Extract the full set of records, then give each one again exactly.

* Start Records for this task *

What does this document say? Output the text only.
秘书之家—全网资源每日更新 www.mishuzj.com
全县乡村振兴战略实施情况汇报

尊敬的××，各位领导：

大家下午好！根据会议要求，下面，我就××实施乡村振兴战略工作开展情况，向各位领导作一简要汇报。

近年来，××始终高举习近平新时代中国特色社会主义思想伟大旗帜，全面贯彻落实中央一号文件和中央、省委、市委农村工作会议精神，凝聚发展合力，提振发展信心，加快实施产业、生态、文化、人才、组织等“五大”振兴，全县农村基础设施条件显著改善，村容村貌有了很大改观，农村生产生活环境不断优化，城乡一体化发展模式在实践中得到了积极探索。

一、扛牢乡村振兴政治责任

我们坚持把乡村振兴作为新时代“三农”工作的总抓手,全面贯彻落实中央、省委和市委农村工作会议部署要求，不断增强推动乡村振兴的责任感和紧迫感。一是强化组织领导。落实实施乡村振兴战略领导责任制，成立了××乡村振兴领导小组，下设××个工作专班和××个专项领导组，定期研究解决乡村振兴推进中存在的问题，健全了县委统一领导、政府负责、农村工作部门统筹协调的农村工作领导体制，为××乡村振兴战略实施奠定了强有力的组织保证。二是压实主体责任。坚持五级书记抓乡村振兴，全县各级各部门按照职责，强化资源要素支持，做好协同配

* End Records for this task *

» **Right answer**
What does this document say? Output the text only.
秘书之家—全网资源每日更新 www.mishuzj.com
全县乡村振兴战略实施情况汇报

尊敬的××，各位领导：

大家下午好！根据会议要求，下面，我就××实施乡村振兴战略工作开展情况，向各位领导作一简要汇报。

近年来，××始终高举习近平新时代中国特色社会主义思想伟大旗帜，全面贯彻落实中央一号文件和中央、省委、市委农村工作会议精神，凝聚发展合力，提振发展信心，加快实施产业、生态、文化、人才、组织等“五大”振兴，全县农村基础设施条件显著改善，村容村貌有了很大改观，农村生产生活环境不断优化，城乡一体化发展模式在实践中得到了积极探索。

一、扛牢乡村振兴政治责任

我们坚持把乡村振兴作为新时代“三农”工作的总抓手,全面贯彻落实中央、省委和市委农村工作会议部署要求，不断增强推动乡村振兴的责任感和紧迫感。一是强化组织领导。落实实施乡村振兴战略领导责任制，成立了××乡村振兴领导小组，下设××个工作专班和××个专项领导组，定期研究解决乡村振兴推进中存在的问题，健全了县委统一领导、政府负责、农村工作部门统筹协调的农村工作领导体制，为××乡村振兴战略实施奠定了强有力的组织保证。二是压实主体责任。坚持五级书记抓乡村振兴，全县各级各部门按照职责，强化资源要素支持，做好协同配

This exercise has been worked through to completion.